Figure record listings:
--------------------------------

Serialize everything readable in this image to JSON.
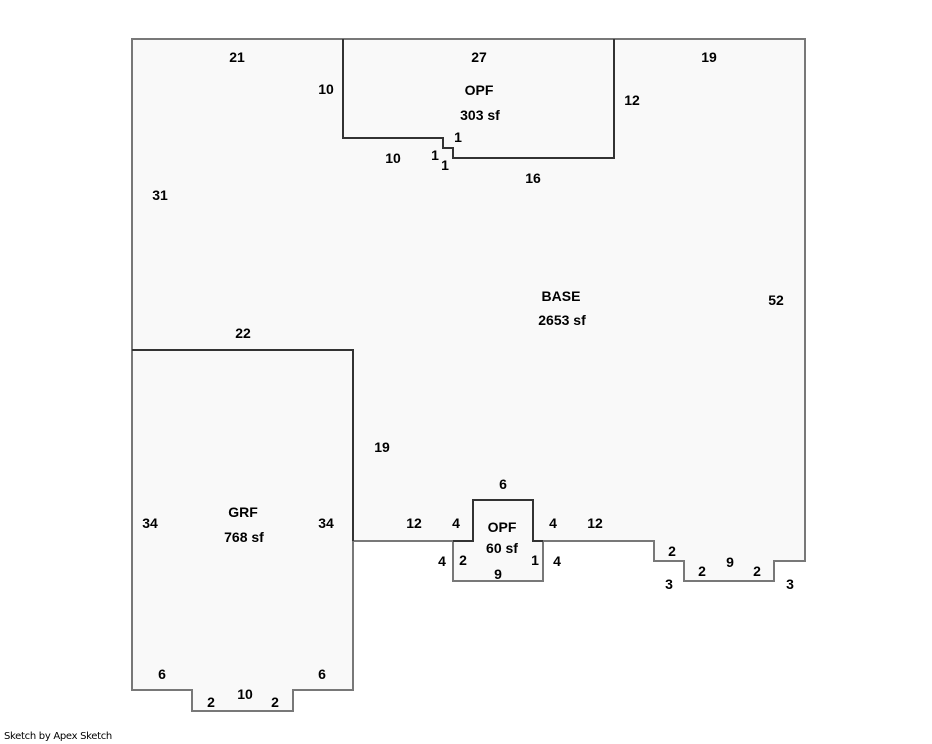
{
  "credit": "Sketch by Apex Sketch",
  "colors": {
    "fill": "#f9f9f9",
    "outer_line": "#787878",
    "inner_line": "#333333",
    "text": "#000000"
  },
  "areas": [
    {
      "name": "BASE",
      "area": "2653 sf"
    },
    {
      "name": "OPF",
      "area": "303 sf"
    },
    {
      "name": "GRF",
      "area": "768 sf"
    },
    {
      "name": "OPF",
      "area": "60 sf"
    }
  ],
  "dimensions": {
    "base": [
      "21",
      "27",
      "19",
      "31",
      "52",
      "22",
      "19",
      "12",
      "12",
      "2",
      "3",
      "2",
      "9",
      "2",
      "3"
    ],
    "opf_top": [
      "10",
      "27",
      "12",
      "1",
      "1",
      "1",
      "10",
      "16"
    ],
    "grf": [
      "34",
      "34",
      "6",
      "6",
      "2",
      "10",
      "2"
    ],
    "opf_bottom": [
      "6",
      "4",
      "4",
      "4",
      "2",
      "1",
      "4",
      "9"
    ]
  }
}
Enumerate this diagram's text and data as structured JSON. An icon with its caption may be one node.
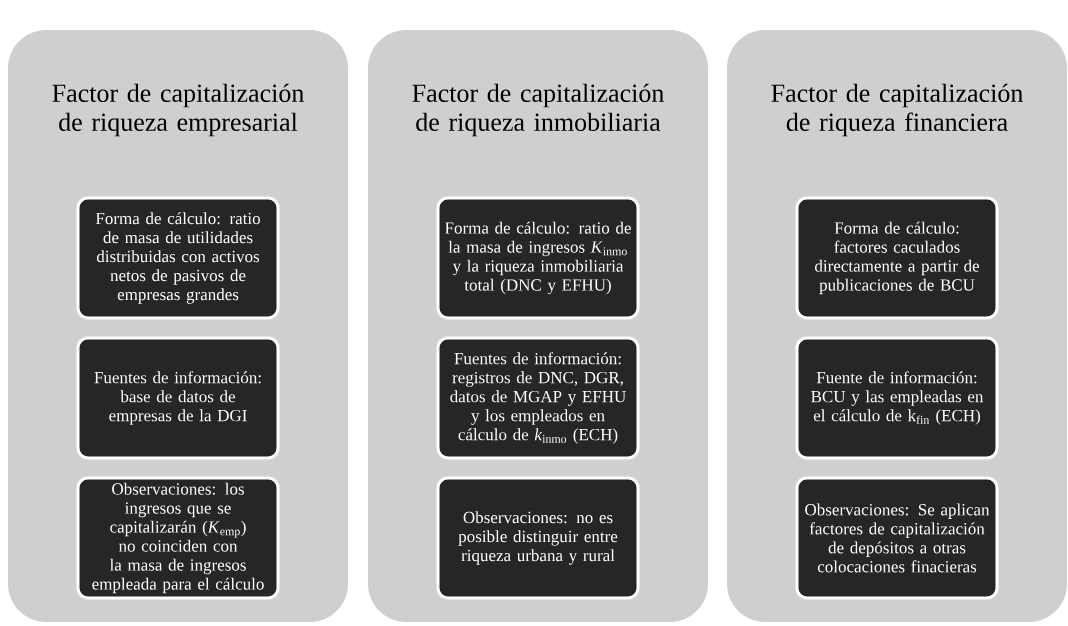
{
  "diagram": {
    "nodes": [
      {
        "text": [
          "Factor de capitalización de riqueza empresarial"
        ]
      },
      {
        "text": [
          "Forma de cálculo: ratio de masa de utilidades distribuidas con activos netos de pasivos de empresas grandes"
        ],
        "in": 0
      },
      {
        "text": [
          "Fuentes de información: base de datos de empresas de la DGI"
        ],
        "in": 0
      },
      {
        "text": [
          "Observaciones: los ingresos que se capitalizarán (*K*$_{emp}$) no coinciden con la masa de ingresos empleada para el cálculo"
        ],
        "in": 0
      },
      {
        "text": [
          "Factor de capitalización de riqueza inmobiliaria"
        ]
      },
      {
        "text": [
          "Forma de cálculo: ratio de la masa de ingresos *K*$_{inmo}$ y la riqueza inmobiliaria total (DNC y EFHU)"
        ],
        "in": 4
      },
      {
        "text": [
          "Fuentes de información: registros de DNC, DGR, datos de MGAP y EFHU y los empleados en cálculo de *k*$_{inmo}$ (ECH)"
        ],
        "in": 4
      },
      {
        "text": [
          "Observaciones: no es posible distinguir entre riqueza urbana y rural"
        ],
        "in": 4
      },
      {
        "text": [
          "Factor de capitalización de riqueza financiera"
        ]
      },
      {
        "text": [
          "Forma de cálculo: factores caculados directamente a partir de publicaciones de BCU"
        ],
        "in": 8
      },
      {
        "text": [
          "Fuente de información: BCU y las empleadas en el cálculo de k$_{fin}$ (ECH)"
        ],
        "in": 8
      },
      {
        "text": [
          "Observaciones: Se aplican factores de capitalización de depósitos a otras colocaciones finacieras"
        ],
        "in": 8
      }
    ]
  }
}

--------------------------------

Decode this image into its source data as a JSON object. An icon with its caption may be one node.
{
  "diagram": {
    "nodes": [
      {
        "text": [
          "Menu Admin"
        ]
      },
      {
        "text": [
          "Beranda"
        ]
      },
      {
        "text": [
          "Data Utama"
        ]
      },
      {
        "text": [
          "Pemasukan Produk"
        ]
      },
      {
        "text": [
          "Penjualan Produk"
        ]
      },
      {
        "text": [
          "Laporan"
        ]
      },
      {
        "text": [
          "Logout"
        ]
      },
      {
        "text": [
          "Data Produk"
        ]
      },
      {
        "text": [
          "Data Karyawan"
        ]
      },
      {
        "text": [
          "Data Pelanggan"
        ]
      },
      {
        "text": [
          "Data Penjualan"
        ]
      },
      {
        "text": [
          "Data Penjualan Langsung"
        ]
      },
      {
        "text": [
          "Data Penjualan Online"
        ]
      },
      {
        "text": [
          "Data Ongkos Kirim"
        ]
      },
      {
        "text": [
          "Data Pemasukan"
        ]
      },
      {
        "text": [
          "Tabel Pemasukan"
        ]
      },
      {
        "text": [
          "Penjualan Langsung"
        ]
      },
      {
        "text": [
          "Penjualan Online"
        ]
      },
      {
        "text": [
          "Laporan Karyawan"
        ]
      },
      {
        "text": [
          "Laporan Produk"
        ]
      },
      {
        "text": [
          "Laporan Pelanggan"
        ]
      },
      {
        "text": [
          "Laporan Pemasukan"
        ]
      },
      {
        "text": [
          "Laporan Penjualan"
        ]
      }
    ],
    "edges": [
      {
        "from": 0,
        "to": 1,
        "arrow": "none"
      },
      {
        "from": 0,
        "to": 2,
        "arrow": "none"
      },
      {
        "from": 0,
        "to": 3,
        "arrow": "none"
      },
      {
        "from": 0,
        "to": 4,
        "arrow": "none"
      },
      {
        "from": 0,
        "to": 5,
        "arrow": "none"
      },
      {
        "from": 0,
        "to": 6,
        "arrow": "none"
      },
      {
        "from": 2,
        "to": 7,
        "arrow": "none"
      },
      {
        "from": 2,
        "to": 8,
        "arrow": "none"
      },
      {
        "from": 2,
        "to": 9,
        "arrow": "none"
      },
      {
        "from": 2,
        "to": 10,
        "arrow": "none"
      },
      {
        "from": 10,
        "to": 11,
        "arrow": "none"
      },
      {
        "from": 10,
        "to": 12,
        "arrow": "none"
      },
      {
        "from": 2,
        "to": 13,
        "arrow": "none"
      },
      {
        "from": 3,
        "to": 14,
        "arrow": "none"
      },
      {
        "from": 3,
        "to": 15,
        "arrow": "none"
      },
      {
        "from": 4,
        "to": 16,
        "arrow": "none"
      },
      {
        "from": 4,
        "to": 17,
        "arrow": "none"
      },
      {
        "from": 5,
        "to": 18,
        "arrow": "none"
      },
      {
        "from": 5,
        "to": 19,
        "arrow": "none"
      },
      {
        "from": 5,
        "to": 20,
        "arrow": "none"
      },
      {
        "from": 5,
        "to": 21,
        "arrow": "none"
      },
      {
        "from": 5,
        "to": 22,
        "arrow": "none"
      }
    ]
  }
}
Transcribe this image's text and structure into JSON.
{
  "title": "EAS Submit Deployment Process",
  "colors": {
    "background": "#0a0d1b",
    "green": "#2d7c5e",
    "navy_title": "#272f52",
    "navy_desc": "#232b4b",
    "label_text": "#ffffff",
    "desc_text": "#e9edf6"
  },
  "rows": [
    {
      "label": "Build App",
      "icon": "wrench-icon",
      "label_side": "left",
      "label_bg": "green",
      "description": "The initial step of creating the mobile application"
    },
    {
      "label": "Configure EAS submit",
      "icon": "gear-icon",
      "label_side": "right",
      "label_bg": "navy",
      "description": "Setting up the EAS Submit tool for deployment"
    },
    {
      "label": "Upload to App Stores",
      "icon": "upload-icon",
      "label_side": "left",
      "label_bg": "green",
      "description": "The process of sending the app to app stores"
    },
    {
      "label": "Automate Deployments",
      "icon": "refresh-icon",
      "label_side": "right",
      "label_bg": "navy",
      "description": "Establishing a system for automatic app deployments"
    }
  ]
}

--------------------------------

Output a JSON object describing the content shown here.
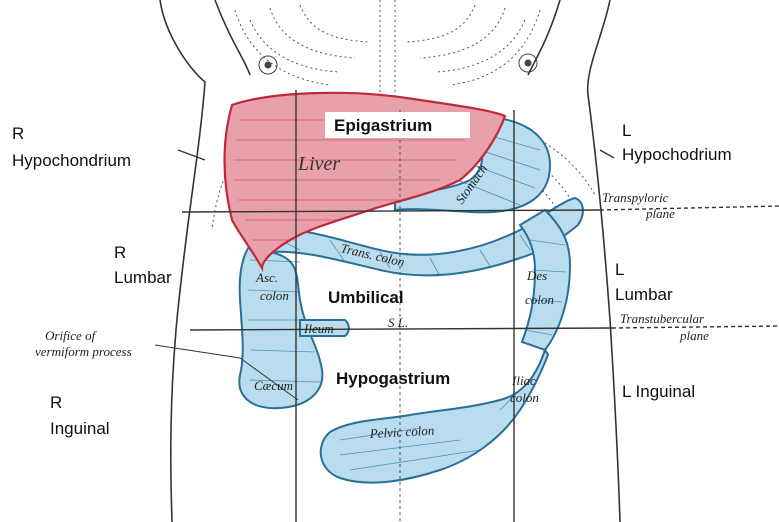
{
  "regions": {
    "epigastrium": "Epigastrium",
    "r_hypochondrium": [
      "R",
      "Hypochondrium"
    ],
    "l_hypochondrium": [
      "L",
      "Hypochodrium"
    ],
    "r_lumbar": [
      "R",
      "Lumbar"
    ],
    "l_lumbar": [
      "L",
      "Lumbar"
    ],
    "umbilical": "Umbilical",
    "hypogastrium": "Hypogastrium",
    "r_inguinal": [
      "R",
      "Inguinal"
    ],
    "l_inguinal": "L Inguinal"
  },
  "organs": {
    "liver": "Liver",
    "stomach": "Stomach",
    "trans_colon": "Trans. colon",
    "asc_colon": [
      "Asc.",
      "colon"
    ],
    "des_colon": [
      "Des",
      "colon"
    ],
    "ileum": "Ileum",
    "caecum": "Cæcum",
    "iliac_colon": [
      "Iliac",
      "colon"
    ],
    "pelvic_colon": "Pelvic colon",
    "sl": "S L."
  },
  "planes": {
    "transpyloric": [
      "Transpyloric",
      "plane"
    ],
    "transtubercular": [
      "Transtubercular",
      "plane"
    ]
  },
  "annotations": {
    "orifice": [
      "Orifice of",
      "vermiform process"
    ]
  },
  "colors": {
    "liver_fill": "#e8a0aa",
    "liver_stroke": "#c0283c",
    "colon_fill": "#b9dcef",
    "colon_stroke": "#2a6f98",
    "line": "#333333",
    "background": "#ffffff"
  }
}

--------------------------------

Objective
Search the data above for the word "caption", then gather each line in which it appears.

Response to the task
Enumerate this diagram's text and data as structured JSON. An icon with its caption may be one node.
Decode this image into its source data as a JSON object. An icon with its caption may be one node.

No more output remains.